**Exercise**
Copy everything in the listing below, from its first line down to the line containing "subscribers-note: Subscribers will", with both ends included.

[START Data for the task]

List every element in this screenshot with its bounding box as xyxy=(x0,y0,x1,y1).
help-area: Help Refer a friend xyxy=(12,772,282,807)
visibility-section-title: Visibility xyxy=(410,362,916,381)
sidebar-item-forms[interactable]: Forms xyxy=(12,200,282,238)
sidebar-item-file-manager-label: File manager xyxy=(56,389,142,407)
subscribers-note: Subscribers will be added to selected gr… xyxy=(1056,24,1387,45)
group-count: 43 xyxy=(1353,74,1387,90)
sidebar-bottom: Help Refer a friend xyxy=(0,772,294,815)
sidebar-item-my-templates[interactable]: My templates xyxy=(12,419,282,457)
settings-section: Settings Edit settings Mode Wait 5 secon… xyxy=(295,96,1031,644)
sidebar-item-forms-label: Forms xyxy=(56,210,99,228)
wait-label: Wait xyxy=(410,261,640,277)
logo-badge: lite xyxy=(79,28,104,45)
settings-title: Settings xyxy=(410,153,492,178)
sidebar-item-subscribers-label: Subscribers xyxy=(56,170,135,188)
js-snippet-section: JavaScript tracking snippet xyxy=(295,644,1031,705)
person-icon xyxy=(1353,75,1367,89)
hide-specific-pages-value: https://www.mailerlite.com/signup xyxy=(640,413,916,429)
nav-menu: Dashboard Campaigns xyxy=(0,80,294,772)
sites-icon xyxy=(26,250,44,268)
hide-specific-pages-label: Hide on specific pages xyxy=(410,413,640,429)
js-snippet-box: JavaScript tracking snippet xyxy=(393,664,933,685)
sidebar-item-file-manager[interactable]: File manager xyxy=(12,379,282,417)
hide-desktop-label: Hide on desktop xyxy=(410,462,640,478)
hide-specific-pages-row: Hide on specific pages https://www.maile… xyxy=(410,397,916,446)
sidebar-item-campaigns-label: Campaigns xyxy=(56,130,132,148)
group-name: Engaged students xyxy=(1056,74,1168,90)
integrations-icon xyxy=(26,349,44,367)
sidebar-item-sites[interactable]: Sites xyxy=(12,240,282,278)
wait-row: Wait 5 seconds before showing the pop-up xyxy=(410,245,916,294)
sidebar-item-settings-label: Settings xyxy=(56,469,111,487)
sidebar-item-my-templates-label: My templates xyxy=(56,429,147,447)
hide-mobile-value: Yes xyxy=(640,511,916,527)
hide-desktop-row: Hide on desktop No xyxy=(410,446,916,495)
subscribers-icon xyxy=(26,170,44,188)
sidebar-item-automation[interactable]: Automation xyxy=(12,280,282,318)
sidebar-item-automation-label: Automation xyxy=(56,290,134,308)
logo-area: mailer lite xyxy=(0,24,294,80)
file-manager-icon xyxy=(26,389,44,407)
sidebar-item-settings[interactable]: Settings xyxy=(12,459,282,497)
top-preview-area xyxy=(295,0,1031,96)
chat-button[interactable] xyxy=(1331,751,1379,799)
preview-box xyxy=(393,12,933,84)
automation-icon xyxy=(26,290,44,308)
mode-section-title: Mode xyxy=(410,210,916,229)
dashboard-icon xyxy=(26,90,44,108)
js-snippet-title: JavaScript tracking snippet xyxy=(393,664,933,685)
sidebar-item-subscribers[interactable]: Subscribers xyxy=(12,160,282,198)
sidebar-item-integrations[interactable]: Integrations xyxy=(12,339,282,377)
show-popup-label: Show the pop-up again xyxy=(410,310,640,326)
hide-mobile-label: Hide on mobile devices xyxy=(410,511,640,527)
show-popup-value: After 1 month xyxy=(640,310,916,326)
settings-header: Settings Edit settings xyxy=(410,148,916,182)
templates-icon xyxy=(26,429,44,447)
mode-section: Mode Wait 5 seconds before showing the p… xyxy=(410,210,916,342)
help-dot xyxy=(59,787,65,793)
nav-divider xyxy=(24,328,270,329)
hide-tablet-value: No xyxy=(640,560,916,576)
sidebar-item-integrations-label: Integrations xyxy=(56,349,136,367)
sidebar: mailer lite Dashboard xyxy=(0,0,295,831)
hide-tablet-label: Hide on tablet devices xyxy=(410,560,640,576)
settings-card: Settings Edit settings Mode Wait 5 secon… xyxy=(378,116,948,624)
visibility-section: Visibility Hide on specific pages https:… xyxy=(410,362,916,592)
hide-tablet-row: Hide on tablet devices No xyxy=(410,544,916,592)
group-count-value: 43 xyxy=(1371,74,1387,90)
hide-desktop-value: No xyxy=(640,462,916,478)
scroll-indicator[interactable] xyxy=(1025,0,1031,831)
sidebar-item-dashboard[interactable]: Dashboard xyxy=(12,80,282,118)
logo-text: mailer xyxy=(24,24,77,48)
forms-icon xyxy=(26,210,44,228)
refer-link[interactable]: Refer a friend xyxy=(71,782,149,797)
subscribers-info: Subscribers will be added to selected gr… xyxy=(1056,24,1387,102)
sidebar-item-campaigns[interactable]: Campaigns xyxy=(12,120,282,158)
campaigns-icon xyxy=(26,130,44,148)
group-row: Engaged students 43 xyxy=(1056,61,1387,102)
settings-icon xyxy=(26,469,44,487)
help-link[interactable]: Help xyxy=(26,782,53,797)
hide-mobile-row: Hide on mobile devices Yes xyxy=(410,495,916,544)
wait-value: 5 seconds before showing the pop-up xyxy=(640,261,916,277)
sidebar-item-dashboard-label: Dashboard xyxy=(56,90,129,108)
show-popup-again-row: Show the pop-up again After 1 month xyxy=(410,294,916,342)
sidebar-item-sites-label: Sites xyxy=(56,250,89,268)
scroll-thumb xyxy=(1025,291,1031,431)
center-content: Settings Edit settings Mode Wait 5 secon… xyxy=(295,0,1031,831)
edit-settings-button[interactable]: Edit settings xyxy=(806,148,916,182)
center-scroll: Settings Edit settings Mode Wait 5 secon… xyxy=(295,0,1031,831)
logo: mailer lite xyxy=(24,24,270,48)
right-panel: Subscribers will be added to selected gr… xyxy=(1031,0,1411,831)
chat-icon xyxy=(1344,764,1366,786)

[END Data for the task]

**Solution to this problem**
List every element in this screenshot with its bounding box as xyxy=(x0,y0,x1,y1).
help-area: Help Refer a friend xyxy=(12,772,282,807)
visibility-section-title: Visibility xyxy=(410,362,916,381)
sidebar-item-forms[interactable]: Forms xyxy=(12,200,282,238)
sidebar-item-file-manager-label: File manager xyxy=(56,389,142,407)
subscribers-note: Subscribers will be added to selected gr… xyxy=(1056,24,1387,45)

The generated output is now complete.